**GIVEN REQUEST:**
Print the data exactly, leaving nothing out.

╭─ DATA

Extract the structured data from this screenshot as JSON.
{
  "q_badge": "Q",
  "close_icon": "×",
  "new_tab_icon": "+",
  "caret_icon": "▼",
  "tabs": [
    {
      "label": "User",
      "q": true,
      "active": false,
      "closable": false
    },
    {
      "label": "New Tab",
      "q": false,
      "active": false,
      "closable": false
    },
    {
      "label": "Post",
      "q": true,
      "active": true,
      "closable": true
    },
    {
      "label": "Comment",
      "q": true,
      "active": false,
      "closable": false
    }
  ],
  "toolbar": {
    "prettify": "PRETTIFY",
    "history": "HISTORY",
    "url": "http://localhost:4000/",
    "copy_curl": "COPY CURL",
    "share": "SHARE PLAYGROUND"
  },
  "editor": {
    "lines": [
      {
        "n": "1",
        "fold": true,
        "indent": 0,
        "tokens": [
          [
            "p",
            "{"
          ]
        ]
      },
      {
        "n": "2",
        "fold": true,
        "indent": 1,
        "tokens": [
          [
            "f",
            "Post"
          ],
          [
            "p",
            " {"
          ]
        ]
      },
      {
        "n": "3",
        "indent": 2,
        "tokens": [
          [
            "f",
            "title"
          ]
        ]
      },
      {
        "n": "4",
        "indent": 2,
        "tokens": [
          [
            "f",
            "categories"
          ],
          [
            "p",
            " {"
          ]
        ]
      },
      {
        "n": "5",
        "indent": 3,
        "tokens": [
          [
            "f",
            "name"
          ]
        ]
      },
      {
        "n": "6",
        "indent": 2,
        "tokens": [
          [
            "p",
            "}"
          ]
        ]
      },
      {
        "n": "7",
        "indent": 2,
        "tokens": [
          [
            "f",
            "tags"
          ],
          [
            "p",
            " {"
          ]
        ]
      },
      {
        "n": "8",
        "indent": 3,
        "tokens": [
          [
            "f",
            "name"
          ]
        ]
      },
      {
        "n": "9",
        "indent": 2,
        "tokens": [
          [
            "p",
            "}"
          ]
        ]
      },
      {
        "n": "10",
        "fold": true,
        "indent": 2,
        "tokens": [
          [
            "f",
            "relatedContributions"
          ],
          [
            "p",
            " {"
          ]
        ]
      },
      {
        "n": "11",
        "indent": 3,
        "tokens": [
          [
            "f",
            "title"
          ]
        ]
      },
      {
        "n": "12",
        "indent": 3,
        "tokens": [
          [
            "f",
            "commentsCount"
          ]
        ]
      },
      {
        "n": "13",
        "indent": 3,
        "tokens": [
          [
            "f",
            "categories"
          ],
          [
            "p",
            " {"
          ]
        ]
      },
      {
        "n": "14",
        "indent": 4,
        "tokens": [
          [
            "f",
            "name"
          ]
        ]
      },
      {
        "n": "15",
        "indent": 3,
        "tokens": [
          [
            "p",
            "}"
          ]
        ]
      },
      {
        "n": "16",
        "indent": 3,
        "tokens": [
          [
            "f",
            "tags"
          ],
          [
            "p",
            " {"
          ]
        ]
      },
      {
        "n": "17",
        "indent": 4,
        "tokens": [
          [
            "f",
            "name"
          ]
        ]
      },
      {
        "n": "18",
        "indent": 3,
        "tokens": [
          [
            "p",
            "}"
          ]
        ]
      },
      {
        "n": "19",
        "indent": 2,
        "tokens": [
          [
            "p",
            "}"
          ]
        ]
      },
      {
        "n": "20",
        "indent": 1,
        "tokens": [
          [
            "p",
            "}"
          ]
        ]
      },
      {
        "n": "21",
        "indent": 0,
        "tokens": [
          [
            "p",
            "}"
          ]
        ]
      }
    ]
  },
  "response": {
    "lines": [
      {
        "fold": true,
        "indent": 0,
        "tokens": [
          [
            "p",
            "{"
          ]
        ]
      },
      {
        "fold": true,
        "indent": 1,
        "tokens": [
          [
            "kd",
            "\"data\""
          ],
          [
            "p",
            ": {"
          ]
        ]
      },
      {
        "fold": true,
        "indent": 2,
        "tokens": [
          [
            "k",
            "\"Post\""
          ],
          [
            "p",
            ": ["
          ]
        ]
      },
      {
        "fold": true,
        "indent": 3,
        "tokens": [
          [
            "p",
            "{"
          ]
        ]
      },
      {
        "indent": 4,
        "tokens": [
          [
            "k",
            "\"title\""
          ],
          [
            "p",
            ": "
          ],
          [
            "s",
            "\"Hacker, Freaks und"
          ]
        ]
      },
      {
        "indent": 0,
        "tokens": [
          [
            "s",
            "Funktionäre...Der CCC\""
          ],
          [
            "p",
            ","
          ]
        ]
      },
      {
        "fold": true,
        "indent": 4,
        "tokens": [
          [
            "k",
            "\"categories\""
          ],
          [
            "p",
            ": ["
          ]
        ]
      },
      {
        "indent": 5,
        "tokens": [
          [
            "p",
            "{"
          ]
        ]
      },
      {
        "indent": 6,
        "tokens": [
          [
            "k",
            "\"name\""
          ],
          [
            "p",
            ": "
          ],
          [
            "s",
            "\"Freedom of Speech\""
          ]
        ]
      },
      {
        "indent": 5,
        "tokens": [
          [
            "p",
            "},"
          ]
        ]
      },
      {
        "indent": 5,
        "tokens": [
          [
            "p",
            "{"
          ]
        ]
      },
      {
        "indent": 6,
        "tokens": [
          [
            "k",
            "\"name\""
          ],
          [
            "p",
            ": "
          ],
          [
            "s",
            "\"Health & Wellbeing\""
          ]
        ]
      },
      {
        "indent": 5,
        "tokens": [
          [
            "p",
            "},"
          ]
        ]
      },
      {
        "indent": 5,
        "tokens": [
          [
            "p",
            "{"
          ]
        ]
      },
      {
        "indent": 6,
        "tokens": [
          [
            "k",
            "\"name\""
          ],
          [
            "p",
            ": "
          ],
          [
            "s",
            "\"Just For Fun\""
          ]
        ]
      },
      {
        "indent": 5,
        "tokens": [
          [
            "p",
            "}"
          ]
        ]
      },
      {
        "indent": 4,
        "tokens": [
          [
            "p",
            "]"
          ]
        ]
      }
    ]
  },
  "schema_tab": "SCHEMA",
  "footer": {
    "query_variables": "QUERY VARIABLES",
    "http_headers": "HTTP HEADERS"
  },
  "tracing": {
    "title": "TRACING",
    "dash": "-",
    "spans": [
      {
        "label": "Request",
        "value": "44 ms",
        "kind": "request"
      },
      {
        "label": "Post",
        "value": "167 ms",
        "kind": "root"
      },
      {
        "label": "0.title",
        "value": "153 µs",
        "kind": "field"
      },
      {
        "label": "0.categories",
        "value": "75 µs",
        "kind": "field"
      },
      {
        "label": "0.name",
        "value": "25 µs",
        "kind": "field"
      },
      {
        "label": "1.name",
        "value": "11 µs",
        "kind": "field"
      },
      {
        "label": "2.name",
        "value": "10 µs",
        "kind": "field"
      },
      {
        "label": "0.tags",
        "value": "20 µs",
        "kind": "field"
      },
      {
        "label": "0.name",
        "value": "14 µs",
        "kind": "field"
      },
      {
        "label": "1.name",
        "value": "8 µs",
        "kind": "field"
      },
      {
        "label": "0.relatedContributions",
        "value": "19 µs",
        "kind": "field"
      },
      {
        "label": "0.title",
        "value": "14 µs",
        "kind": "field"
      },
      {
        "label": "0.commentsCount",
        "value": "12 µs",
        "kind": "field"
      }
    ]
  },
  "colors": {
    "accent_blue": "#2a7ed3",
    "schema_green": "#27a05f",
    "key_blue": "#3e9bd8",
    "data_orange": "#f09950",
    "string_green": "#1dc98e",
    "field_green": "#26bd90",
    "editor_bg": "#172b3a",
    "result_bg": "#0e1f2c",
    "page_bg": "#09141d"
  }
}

╰─

**RESPONSE BELOW:**
Extract the structured data from this screenshot as JSON.
{
  "q_badge": "Q",
  "close_icon": "×",
  "new_tab_icon": "+",
  "caret_icon": "▼",
  "tabs": [
    {
      "label": "User",
      "q": true,
      "active": false,
      "closable": false
    },
    {
      "label": "New Tab",
      "q": false,
      "active": false,
      "closable": false
    },
    {
      "label": "Post",
      "q": true,
      "active": true,
      "closable": true
    },
    {
      "label": "Comment",
      "q": true,
      "active": false,
      "closable": false
    }
  ],
  "toolbar": {
    "prettify": "PRETTIFY",
    "history": "HISTORY",
    "url": "http://localhost:4000/",
    "copy_curl": "COPY CURL",
    "share": "SHARE PLAYGROUND"
  },
  "editor": {
    "lines": [
      {
        "n": "1",
        "fold": true,
        "indent": 0,
        "tokens": [
          [
            "p",
            "{"
          ]
        ]
      },
      {
        "n": "2",
        "fold": true,
        "indent": 1,
        "tokens": [
          [
            "f",
            "Post"
          ],
          [
            "p",
            " {"
          ]
        ]
      },
      {
        "n": "3",
        "indent": 2,
        "tokens": [
          [
            "f",
            "title"
          ]
        ]
      },
      {
        "n": "4",
        "indent": 2,
        "tokens": [
          [
            "f",
            "categories"
          ],
          [
            "p",
            " {"
          ]
        ]
      },
      {
        "n": "5",
        "indent": 3,
        "tokens": [
          [
            "f",
            "name"
          ]
        ]
      },
      {
        "n": "6",
        "indent": 2,
        "tokens": [
          [
            "p",
            "}"
          ]
        ]
      },
      {
        "n": "7",
        "indent": 2,
        "tokens": [
          [
            "f",
            "tags"
          ],
          [
            "p",
            " {"
          ]
        ]
      },
      {
        "n": "8",
        "indent": 3,
        "tokens": [
          [
            "f",
            "name"
          ]
        ]
      },
      {
        "n": "9",
        "indent": 2,
        "tokens": [
          [
            "p",
            "}"
          ]
        ]
      },
      {
        "n": "10",
        "fold": true,
        "indent": 2,
        "tokens": [
          [
            "f",
            "relatedContributions"
          ],
          [
            "p",
            " {"
          ]
        ]
      },
      {
        "n": "11",
        "indent": 3,
        "tokens": [
          [
            "f",
            "title"
          ]
        ]
      },
      {
        "n": "12",
        "indent": 3,
        "tokens": [
          [
            "f",
            "commentsCount"
          ]
        ]
      },
      {
        "n": "13",
        "indent": 3,
        "tokens": [
          [
            "f",
            "categories"
          ],
          [
            "p",
            " {"
          ]
        ]
      },
      {
        "n": "14",
        "indent": 4,
        "tokens": [
          [
            "f",
            "name"
          ]
        ]
      },
      {
        "n": "15",
        "indent": 3,
        "tokens": [
          [
            "p",
            "}"
          ]
        ]
      },
      {
        "n": "16",
        "indent": 3,
        "tokens": [
          [
            "f",
            "tags"
          ],
          [
            "p",
            " {"
          ]
        ]
      },
      {
        "n": "17",
        "indent": 4,
        "tokens": [
          [
            "f",
            "name"
          ]
        ]
      },
      {
        "n": "18",
        "indent": 3,
        "tokens": [
          [
            "p",
            "}"
          ]
        ]
      },
      {
        "n": "19",
        "indent": 2,
        "tokens": [
          [
            "p",
            "}"
          ]
        ]
      },
      {
        "n": "20",
        "indent": 1,
        "tokens": [
          [
            "p",
            "}"
          ]
        ]
      },
      {
        "n": "21",
        "indent": 0,
        "tokens": [
          [
            "p",
            "}"
          ]
        ]
      }
    ]
  },
  "response": {
    "lines": [
      {
        "fold": true,
        "indent": 0,
        "tokens": [
          [
            "p",
            "{"
          ]
        ]
      },
      {
        "fold": true,
        "indent": 1,
        "tokens": [
          [
            "kd",
            "\"data\""
          ],
          [
            "p",
            ": {"
          ]
        ]
      },
      {
        "fold": true,
        "indent": 2,
        "tokens": [
          [
            "k",
            "\"Post\""
          ],
          [
            "p",
            ": ["
          ]
        ]
      },
      {
        "fold": true,
        "indent": 3,
        "tokens": [
          [
            "p",
            "{"
          ]
        ]
      },
      {
        "indent": 4,
        "tokens": [
          [
            "k",
            "\"title\""
          ],
          [
            "p",
            ": "
          ],
          [
            "s",
            "\"Hacker, Freaks und"
          ]
        ]
      },
      {
        "indent": 0,
        "tokens": [
          [
            "s",
            "Funktionäre...Der CCC\""
          ],
          [
            "p",
            ","
          ]
        ]
      },
      {
        "fold": true,
        "indent": 4,
        "tokens": [
          [
            "k",
            "\"categories\""
          ],
          [
            "p",
            ": ["
          ]
        ]
      },
      {
        "indent": 5,
        "tokens": [
          [
            "p",
            "{"
          ]
        ]
      },
      {
        "indent": 6,
        "tokens": [
          [
            "k",
            "\"name\""
          ],
          [
            "p",
            ": "
          ],
          [
            "s",
            "\"Freedom of Speech\""
          ]
        ]
      },
      {
        "indent": 5,
        "tokens": [
          [
            "p",
            "},"
          ]
        ]
      },
      {
        "indent": 5,
        "tokens": [
          [
            "p",
            "{"
          ]
        ]
      },
      {
        "indent": 6,
        "tokens": [
          [
            "k",
            "\"name\""
          ],
          [
            "p",
            ": "
          ],
          [
            "s",
            "\"Health & Wellbeing\""
          ]
        ]
      },
      {
        "indent": 5,
        "tokens": [
          [
            "p",
            "},"
          ]
        ]
      },
      {
        "indent": 5,
        "tokens": [
          [
            "p",
            "{"
          ]
        ]
      },
      {
        "indent": 6,
        "tokens": [
          [
            "k",
            "\"name\""
          ],
          [
            "p",
            ": "
          ],
          [
            "s",
            "\"Just For Fun\""
          ]
        ]
      },
      {
        "indent": 5,
        "tokens": [
          [
            "p",
            "}"
          ]
        ]
      },
      {
        "indent": 4,
        "tokens": [
          [
            "p",
            "]"
          ]
        ]
      }
    ]
  },
  "schema_tab": "SCHEMA",
  "footer": {
    "query_variables": "QUERY VARIABLES",
    "http_headers": "HTTP HEADERS"
  },
  "tracing": {
    "title": "TRACING",
    "dash": "-",
    "spans": [
      {
        "label": "Request",
        "value": "44 ms",
        "kind": "request"
      },
      {
        "label": "Post",
        "value": "167 ms",
        "kind": "root"
      },
      {
        "label": "0.title",
        "value": "153 µs",
        "kind": "field"
      },
      {
        "label": "0.categories",
        "value": "75 µs",
        "kind": "field"
      },
      {
        "label": "0.name",
        "value": "25 µs",
        "kind": "field"
      },
      {
        "label": "1.name",
        "value": "11 µs",
        "kind": "field"
      },
      {
        "label": "2.name",
        "value": "10 µs",
        "kind": "field"
      },
      {
        "label": "0.tags",
        "value": "20 µs",
        "kind": "field"
      },
      {
        "label": "0.name",
        "value": "14 µs",
        "kind": "field"
      },
      {
        "label": "1.name",
        "value": "8 µs",
        "kind": "field"
      },
      {
        "label": "0.relatedContributions",
        "value": "19 µs",
        "kind": "field"
      },
      {
        "label": "0.title",
        "value": "14 µs",
        "kind": "field"
      },
      {
        "label": "0.commentsCount",
        "value": "12 µs",
        "kind": "field"
      }
    ]
  },
  "colors": {
    "accent_blue": "#2a7ed3",
    "schema_green": "#27a05f",
    "key_blue": "#3e9bd8",
    "data_orange": "#f09950",
    "string_green": "#1dc98e",
    "field_green": "#26bd90",
    "editor_bg": "#172b3a",
    "result_bg": "#0e1f2c",
    "page_bg": "#09141d"
  }
}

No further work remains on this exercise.